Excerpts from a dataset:
((
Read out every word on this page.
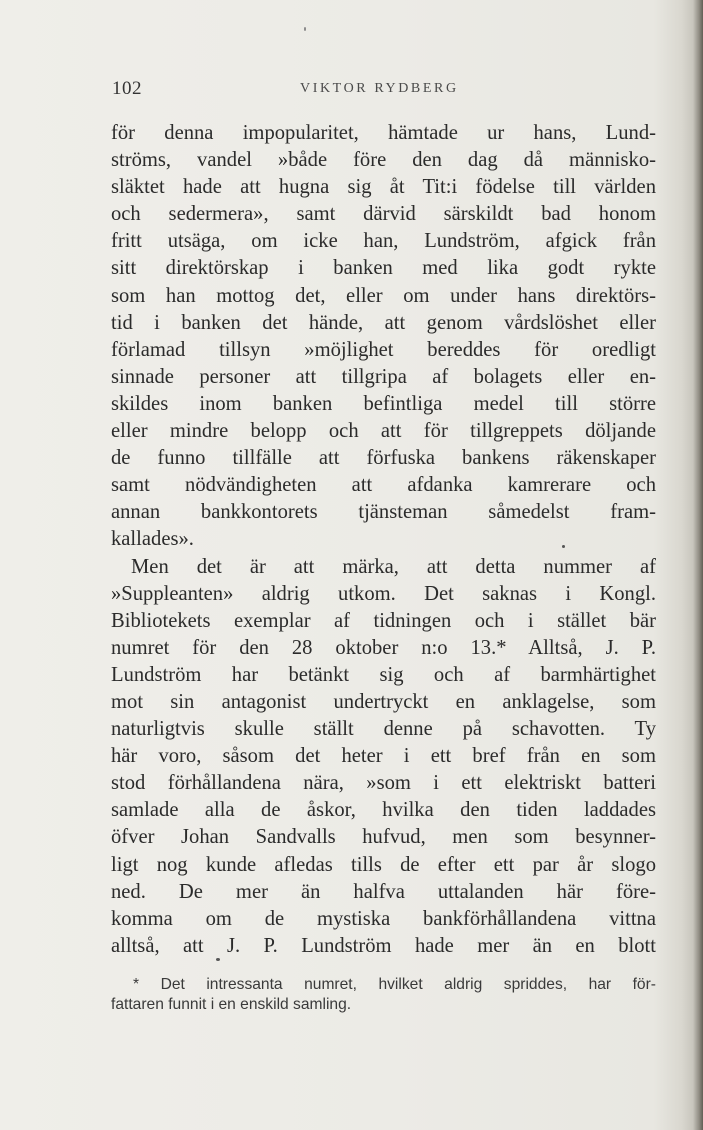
102	VIKTOR RYDBERG
för denna impopularitet, hämtade ur hans, Lund-
ströms, vandel »både före den dag då människo-
släktet hade att hugna sig åt Tit:i födelse till världen
och sedermera», samt därvid särskildt bad honom
fritt utsäga, om icke han, Lundström, afgick från
sitt direktörskap i banken med lika godt rykte
som han mottog det, eller om under hans direktörs-
tid i banken det hände, att genom vårdslöshet eller
förlamad tillsyn »möjlighet bereddes för oredligt
sinnade personer att tillgripa af bolagets eller en-
skildes inom banken befintliga medel till större
eller mindre belopp och att för tillgreppets döljande
de funno tillfälle att förfuska bankens räkenskaper
samt nödvändigheten att afdanka kamrerare och
annan bankkontorets tjänsteman såmedelst fram-
kallades».
Men det är att märka, att detta nummer af
»Suppleanten» aldrig utkom. Det saknas i Kongl.
Bibliotekets exemplar af tidningen och i stället bär
numret för den 28 oktober n:o 13.* Alltså, J. P.
Lundström har betänkt sig och af barmhärtighet
mot sin antagonist undertryckt en anklagelse, som
naturligtvis skulle ställt denne på schavotten. Ty
här voro, såsom det heter i ett bref från en som
stod förhållandena nära, »som i ett elektriskt batteri
samlade alla de åskor, hvilka den tiden laddades
öfver Johan Sandvalls hufvud, men som besynner-
ligt nog kunde afledas tills de efter ett par år slogo
ned. De mer än halfva uttalanden här före-
komma om de mystiska bankförhållandena vittna
alltså, att J. P. Lundström hade mer än en blott
* Det intressanta numret, hvilket aldrig spriddes, har för-
fattaren funnit i en enskild samling.
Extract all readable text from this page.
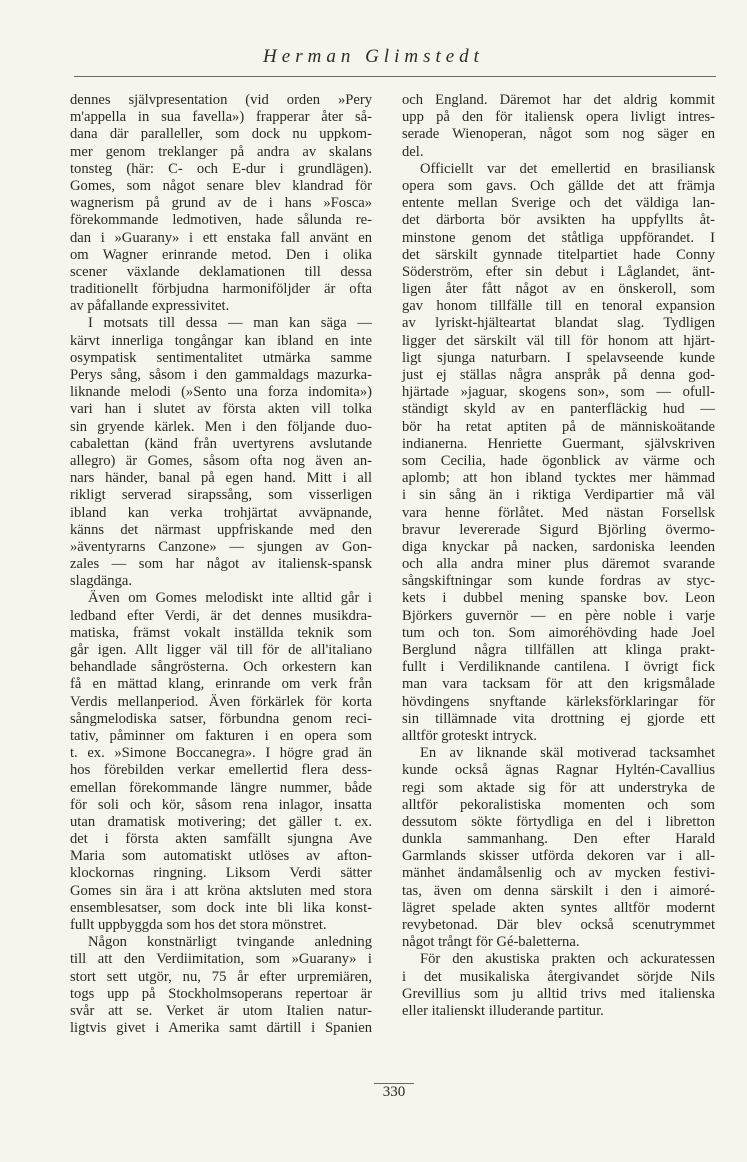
Herman Glimstedt
dennes självpresentation (vid orden »Pery
m'appella in sua favella») frapperar åter så-
dana där paralleller, som dock nu uppkom-
mer genom treklanger på andra av skalans
tonsteg (här: C- och E-dur i grundlägen).
Gomes, som något senare blev klandrad för
wagnerism på grund av de i hans »Fosca»
förekommande ledmotiven, hade sålunda re-
dan i »Guarany» i ett enstaka fall använt en
om Wagner erinrande metod. Den i olika
scener växlande deklamationen till dessa
traditionellt förbjudna harmoniföljder är ofta
av påfallande expressivitet.
I motsats till dessa — man kan säga —
kärvt innerliga tongångar kan ibland en inte
osympatisk sentimentalitet utmärka samme
Perys sång, såsom i den gammaldags mazurka-
liknande melodi (»Sento una forza indomita»)
vari han i slutet av första akten vill tolka
sin gryende kärlek. Men i den följande duo-
cabalettan (känd från uvertyrens avslutande
allegro) är Gomes, såsom ofta nog även an-
nars händer, banal på egen hand. Mitt i all
rikligt serverad sirapssång, som visserligen
ibland kan verka trohjärtat avväpnande,
känns det närmast uppfriskande med den
»äventyrarns Canzone» — sjungen av Gon-
zales — som har något av italiensk-spansk
slagdänga.
Även om Gomes melodiskt inte alltid går i
ledband efter Verdi, är det dennes musikdra-
matiska, främst vokalt inställda teknik som
går igen. Allt ligger väl till för de all'italiano
behandlade sångrösterna. Och orkestern kan
få en mättad klang, erinrande om verk från
Verdis mellanperiod. Även förkärlek för korta
sångmelodiska satser, förbundna genom reci-
tativ, påminner om fakturen i en opera som
t. ex. »Simone Boccanegra». I högre grad än
hos förebilden verkar emellertid flera dess-
emellan förekommande längre nummer, både
för soli och kör, såsom rena inlagor, insatta
utan dramatisk motivering; det gäller t. ex.
det i första akten samfällt sjungna Ave
Maria som automatiskt utlöses av afton-
klockornas ringning. Liksom Verdi sätter
Gomes sin ära i att kröna aktsluten med stora
ensemblesatser, som dock inte bli lika konst-
fullt uppbyggda som hos det stora mönstret.
Någon konstnärligt tvingande anledning
till att den Verdiimitation, som »Guarany» i
stort sett utgör, nu, 75 år efter urpremiären,
togs upp på Stockholmsoperans repertoar är
svår att se. Verket är utom Italien natur-
ligtvis givet i Amerika samt därtill i Spanien
och England. Däremot har det aldrig kommit
upp på den för italiensk opera livligt intres-
serade Wienoperan, något som nog säger en
del.
Officiellt var det emellertid en brasiliansk
opera som gavs. Och gällde det att främja
entente mellan Sverige och det väldiga lan-
det därborta bör avsikten ha uppfyllts åt-
minstone genom det ståtliga uppförandet. I
det särskilt gynnade titelpartiet hade Conny
Söderström, efter sin debut i Låglandet, änt-
ligen åter fått något av en önskeroll, som
gav honom tillfälle till en tenoral expansion
av lyriskt-hjälteartat blandat slag. Tydligen
ligger det särskilt väl till för honom att hjärt-
ligt sjunga naturbarn. I spelavseende kunde
just ej ställas några anspråk på denna god-
hjärtade »jaguar, skogens son», som — ofull-
ständigt skyld av en panterfläckig hud —
bör ha retat aptiten på de människoätande
indianerna. Henriette Guermant, självskriven
som Cecilia, hade ögonblick av värme och
aplomb; att hon ibland tycktes mer hämmad
i sin sång än i riktiga Verdipartier må väl
vara henne förlåtet. Med nästan Forsellsk
bravur levererade Sigurd Björling övermo-
diga knyckar på nacken, sardoniska leenden
och alla andra miner plus däremot svarande
sångskiftningar som kunde fordras av styc-
kets i dubbel mening spanske bov. Leon
Björkers guvernör — en père noble i varje
tum och ton. Som aimoréhövding hade Joel
Berglund några tillfällen att klinga prakt-
fullt i Verdiliknande cantilena. I övrigt fick
man vara tacksam för att den krigsmålade
hövdingens snyftande kärleksförklaringar för
sin tillämnade vita drottning ej gjorde ett
alltför groteskt intryck.
En av liknande skäl motiverad tacksamhet
kunde också ägnas Ragnar Hyltén-Cavallius
regi som aktade sig för att understryka de
alltför pekoralistiska momenten och som
dessutom sökte förtydliga en del i libretton
dunkla sammanhang. Den efter Harald
Garmlands skisser utförda dekoren var i all-
mänhet ändamålsenlig och av mycken festivi-
tas, även om denna särskilt i den i aimoré-
lägret spelade akten syntes alltför modernt
revybetonad. Där blev också scenutrymmet
något trångt för Gé-baletterna.
För den akustiska prakten och ackuratessen
i det musikaliska återgivandet sörjde Nils
Grevillius som ju alltid trivs med italienska
eller italienskt illuderande partitur.
330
))
### TASK DETAILS
Each line above is to be repeated exactly as written; no picture is carried over.

### EXERCISE OUTPUT
Read out every word on this page.
102	VIKTOR RYDBERG
för denna impopularitet, hämtade ur hans, Lund-
ströms, vandel »både före den dag då människo-
släktet hade att hugna sig åt Tit:i födelse till världen
och sedermera», samt därvid särskildt bad honom
fritt utsäga, om icke han, Lundström, afgick från
sitt direktörskap i banken med lika godt rykte
som han mottog det, eller om under hans direktörs-
tid i banken det hände, att genom vårdslöshet eller
förlamad tillsyn »möjlighet bereddes för oredligt
sinnade personer att tillgripa af bolagets eller en-
skildes inom banken befintliga medel till större
eller mindre belopp och att för tillgreppets döljande
de funno tillfälle att förfuska bankens räkenskaper
samt nödvändigheten att afdanka kamrerare och
annan bankkontorets tjänsteman såmedelst fram-
kallades».
Men det är att märka, att detta nummer af
»Suppleanten» aldrig utkom. Det saknas i Kongl.
Bibliotekets exemplar af tidningen och i stället bär
numret för den 28 oktober n:o 13.* Alltså, J. P.
Lundström har betänkt sig och af barmhärtighet
mot sin antagonist undertryckt en anklagelse, som
naturligtvis skulle ställt denne på schavotten. Ty
här voro, såsom det heter i ett bref från en som
stod förhållandena nära, »som i ett elektriskt batteri
samlade alla de åskor, hvilka den tiden laddades
öfver Johan Sandvalls hufvud, men som besynner-
ligt nog kunde afledas tills de efter ett par år slogo
ned. De mer än halfva uttalanden här före-
komma om de mystiska bankförhållandena vittna
alltså, att J. P. Lundström hade mer än en blott
* Det intressanta numret, hvilket aldrig spriddes, har för-
fattaren funnit i en enskild samling.
Extract all readable text from this page.
Herman Glimstedt
dennes självpresentation (vid orden »Pery
m'appella in sua favella») frapperar åter så-
dana där paralleller, som dock nu uppkom-
mer genom treklanger på andra av skalans
tonsteg (här: C- och E-dur i grundlägen).
Gomes, som något senare blev klandrad för
wagnerism på grund av de i hans »Fosca»
förekommande ledmotiven, hade sålunda re-
dan i »Guarany» i ett enstaka fall använt en
om Wagner erinrande metod. Den i olika
scener växlande deklamationen till dessa
traditionellt förbjudna harmoniföljder är ofta
av påfallande expressivitet.
I motsats till dessa — man kan säga —
kärvt innerliga tongångar kan ibland en inte
osympatisk sentimentalitet utmärka samme
Perys sång, såsom i den gammaldags mazurka-
liknande melodi (»Sento una forza indomita»)
vari han i slutet av första akten vill tolka
sin gryende kärlek. Men i den följande duo-
cabalettan (känd från uvertyrens avslutande
allegro) är Gomes, såsom ofta nog även an-
nars händer, banal på egen hand. Mitt i all
rikligt serverad sirapssång, som visserligen
ibland kan verka trohjärtat avväpnande,
känns det närmast uppfriskande med den
»äventyrarns Canzone» — sjungen av Gon-
zales — som har något av italiensk-spansk
slagdänga.
Även om Gomes melodiskt inte alltid går i
ledband efter Verdi, är det dennes musikdra-
matiska, främst vokalt inställda teknik som
går igen. Allt ligger väl till för de all'italiano
behandlade sångrösterna. Och orkestern kan
få en mättad klang, erinrande om verk från
Verdis mellanperiod. Även förkärlek för korta
sångmelodiska satser, förbundna genom reci-
tativ, påminner om fakturen i en opera som
t. ex. »Simone Boccanegra». I högre grad än
hos förebilden verkar emellertid flera dess-
emellan förekommande längre nummer, både
för soli och kör, såsom rena inlagor, insatta
utan dramatisk motivering; det gäller t. ex.
det i första akten samfällt sjungna Ave
Maria som automatiskt utlöses av afton-
klockornas ringning. Liksom Verdi sätter
Gomes sin ära i att kröna aktsluten med stora
ensemblesatser, som dock inte bli lika konst-
fullt uppbyggda som hos det stora mönstret.
Någon konstnärligt tvingande anledning
till att den Verdiimitation, som »Guarany» i
stort sett utgör, nu, 75 år efter urpremiären,
togs upp på Stockholmsoperans repertoar är
svår att se. Verket är utom Italien natur-
ligtvis givet i Amerika samt därtill i Spanien
och England. Däremot har det aldrig kommit
upp på den för italiensk opera livligt intres-
serade Wienoperan, något som nog säger en
del.
Officiellt var det emellertid en brasiliansk
opera som gavs. Och gällde det att främja
entente mellan Sverige och det väldiga lan-
det därborta bör avsikten ha uppfyllts åt-
minstone genom det ståtliga uppförandet. I
det särskilt gynnade titelpartiet hade Conny
Söderström, efter sin debut i Låglandet, änt-
ligen åter fått något av en önskeroll, som
gav honom tillfälle till en tenoral expansion
av lyriskt-hjälteartat blandat slag. Tydligen
ligger det särskilt väl till för honom att hjärt-
ligt sjunga naturbarn. I spelavseende kunde
just ej ställas några anspråk på denna god-
hjärtade »jaguar, skogens son», som — ofull-
ständigt skyld av en panterfläckig hud —
bör ha retat aptiten på de människoätande
indianerna. Henriette Guermant, självskriven
som Cecilia, hade ögonblick av värme och
aplomb; att hon ibland tycktes mer hämmad
i sin sång än i riktiga Verdipartier må väl
vara henne förlåtet. Med nästan Forsellsk
bravur levererade Sigurd Björling övermo-
diga knyckar på nacken, sardoniska leenden
och alla andra miner plus däremot svarande
sångskiftningar som kunde fordras av styc-
kets i dubbel mening spanske bov. Leon
Björkers guvernör — en père noble i varje
tum och ton. Som aimoréhövding hade Joel
Berglund några tillfällen att klinga prakt-
fullt i Verdiliknande cantilena. I övrigt fick
man vara tacksam för att den krigsmålade
hövdingens snyftande kärleksförklaringar för
sin tillämnade vita drottning ej gjorde ett
alltför groteskt intryck.
En av liknande skäl motiverad tacksamhet
kunde också ägnas Ragnar Hyltén-Cavallius
regi som aktade sig för att understryka de
alltför pekoralistiska momenten och som
dessutom sökte förtydliga en del i libretton
dunkla sammanhang. Den efter Harald
Garmlands skisser utförda dekoren var i all-
mänhet ändamålsenlig och av mycken festivi-
tas, även om denna särskilt i den i aimoré-
lägret spelade akten syntes alltför modernt
revybetonad. Där blev också scenutrymmet
något trångt för Gé-baletterna.
För den akustiska prakten och ackuratessen
i det musikaliska återgivandet sörjde Nils
Grevillius som ju alltid trivs med italienska
eller italienskt illuderande partitur.
330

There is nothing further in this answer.